**WHAT IS ASKED**. How many of the lines contain the string "right"? Give the number, with no other words.

**ENTRIES SHOWN**.
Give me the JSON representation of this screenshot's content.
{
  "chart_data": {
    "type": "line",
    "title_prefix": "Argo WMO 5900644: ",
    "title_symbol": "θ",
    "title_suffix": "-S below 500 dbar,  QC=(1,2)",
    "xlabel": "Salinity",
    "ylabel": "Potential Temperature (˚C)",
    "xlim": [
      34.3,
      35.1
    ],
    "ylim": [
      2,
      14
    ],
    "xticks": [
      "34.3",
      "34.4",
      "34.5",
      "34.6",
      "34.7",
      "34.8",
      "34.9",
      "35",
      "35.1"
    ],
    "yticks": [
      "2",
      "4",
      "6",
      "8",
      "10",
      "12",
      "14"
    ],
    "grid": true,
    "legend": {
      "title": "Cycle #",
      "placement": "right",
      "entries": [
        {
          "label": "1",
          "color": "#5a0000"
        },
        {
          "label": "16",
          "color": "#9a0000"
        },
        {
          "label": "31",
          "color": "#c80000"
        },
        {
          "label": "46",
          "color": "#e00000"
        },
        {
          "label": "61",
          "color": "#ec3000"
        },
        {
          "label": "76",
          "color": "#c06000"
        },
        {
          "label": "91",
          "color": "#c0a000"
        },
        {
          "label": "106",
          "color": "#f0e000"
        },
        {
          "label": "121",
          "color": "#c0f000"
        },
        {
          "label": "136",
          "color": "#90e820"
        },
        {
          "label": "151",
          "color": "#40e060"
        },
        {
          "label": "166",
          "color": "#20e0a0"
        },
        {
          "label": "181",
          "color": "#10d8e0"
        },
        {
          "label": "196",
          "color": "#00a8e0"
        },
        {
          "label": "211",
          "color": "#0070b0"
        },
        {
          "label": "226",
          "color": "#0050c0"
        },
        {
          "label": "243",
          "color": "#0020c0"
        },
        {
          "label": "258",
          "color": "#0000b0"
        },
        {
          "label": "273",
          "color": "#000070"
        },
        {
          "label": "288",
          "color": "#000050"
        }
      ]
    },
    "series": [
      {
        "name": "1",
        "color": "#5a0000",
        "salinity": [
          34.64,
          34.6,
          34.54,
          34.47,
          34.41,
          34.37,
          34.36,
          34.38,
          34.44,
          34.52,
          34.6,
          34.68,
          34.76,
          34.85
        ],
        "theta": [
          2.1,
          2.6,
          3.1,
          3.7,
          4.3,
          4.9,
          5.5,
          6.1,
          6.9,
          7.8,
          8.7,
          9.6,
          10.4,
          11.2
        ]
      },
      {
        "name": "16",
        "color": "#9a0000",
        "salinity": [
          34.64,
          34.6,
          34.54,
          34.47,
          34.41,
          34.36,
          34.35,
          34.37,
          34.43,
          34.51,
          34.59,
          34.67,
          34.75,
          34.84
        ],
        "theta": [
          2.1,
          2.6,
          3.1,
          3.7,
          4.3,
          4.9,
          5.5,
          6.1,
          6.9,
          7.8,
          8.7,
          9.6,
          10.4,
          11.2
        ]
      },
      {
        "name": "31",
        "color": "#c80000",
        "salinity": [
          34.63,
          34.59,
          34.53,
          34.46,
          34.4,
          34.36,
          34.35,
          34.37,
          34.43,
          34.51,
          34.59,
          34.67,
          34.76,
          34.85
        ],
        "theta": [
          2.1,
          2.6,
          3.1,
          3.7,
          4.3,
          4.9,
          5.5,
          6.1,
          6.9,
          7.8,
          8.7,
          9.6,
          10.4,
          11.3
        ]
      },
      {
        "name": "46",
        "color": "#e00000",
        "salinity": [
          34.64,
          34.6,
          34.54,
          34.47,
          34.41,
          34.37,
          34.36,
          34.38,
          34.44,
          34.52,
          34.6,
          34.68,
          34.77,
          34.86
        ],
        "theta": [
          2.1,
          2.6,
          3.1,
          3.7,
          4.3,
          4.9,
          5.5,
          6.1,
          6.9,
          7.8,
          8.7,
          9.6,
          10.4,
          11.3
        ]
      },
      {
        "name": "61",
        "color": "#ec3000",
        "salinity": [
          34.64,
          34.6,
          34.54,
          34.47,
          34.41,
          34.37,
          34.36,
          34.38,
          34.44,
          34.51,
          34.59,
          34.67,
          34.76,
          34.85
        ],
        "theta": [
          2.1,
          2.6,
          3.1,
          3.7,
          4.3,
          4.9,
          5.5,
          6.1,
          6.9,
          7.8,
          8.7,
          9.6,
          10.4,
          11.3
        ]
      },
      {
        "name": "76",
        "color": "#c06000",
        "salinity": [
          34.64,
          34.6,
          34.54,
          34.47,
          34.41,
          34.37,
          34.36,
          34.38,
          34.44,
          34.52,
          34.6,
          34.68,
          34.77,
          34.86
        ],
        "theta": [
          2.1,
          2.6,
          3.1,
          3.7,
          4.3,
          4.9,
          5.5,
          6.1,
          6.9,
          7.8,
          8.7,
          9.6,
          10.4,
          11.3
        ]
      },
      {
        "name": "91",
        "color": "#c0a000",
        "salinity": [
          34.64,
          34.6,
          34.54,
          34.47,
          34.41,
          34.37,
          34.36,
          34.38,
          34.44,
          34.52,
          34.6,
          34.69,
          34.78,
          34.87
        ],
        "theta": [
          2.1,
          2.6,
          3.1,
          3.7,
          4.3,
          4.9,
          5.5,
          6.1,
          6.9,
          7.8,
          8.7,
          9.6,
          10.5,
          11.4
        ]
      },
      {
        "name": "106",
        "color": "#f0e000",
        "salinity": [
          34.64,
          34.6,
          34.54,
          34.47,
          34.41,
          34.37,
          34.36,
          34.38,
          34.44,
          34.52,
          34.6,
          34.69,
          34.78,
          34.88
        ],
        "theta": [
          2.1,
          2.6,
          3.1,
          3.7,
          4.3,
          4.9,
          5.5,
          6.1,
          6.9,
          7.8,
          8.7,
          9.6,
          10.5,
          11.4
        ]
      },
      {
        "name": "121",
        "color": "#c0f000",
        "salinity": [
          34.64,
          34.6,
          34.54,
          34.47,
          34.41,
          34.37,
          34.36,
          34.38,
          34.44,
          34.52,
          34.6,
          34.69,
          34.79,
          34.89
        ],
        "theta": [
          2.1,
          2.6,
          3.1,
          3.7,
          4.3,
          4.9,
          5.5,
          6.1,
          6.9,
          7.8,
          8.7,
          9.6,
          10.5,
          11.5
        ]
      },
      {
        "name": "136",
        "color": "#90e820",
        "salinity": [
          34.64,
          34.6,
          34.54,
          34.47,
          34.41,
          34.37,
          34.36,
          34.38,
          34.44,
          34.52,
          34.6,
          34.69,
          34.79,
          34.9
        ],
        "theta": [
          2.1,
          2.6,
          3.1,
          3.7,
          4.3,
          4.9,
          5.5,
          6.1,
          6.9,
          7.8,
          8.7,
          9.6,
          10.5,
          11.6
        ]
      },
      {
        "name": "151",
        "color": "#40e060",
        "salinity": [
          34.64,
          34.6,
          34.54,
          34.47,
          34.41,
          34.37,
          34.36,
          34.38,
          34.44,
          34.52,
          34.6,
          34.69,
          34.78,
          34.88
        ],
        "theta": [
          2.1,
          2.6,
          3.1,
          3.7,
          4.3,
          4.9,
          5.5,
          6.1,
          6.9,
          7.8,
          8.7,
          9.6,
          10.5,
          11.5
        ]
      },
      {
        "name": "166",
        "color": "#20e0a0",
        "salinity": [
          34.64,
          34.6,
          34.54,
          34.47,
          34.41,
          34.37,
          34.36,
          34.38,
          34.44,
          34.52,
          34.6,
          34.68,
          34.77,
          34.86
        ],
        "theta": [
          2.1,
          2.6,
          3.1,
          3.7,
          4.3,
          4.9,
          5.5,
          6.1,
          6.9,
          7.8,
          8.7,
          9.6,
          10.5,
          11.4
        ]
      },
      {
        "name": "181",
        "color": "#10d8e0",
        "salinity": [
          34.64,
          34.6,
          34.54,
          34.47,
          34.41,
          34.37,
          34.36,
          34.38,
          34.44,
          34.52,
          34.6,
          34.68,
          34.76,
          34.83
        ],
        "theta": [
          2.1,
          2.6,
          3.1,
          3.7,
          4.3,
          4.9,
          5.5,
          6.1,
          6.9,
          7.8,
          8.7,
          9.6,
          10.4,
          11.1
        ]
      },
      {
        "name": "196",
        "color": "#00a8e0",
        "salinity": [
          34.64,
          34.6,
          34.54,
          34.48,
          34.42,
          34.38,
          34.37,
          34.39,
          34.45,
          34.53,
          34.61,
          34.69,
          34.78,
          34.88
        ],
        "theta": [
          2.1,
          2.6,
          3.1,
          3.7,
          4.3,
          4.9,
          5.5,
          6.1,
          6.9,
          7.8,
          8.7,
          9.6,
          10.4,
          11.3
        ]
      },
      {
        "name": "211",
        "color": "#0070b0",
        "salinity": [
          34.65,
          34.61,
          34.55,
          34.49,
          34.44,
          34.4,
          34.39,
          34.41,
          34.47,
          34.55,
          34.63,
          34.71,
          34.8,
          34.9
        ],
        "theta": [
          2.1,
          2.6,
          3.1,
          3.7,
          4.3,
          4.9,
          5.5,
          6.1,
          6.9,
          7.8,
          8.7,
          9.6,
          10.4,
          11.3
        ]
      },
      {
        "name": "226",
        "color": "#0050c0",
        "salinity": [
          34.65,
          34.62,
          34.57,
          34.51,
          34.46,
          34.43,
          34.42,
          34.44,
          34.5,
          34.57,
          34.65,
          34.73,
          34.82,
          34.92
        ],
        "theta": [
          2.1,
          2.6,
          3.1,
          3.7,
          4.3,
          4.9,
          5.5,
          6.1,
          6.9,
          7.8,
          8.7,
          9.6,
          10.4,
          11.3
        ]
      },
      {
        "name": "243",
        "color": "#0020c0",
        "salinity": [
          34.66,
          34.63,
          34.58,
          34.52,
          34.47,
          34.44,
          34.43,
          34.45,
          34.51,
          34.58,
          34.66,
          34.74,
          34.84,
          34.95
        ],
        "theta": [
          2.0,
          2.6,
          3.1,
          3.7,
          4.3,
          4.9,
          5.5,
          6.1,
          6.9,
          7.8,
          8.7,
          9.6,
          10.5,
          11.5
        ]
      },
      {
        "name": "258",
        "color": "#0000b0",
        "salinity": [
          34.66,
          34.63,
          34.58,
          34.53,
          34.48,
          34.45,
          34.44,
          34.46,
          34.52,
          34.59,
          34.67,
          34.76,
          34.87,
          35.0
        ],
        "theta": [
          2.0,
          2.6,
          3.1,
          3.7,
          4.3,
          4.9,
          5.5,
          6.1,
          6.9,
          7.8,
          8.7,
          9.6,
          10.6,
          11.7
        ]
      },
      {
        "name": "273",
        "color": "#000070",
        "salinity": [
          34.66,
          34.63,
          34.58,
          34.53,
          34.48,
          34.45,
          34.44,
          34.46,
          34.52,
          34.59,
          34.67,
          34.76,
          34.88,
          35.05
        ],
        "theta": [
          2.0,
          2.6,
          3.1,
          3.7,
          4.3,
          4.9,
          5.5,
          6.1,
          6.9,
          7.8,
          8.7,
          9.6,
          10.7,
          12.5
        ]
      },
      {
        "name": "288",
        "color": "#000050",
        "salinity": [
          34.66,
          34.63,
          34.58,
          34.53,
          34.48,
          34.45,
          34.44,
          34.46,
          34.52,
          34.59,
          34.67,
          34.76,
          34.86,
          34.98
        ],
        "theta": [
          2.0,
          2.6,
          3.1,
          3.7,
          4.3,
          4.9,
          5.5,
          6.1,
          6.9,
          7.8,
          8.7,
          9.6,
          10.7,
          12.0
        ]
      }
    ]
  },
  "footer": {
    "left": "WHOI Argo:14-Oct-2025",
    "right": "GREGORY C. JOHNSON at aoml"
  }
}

**ANSWER TO THE TASK**. 2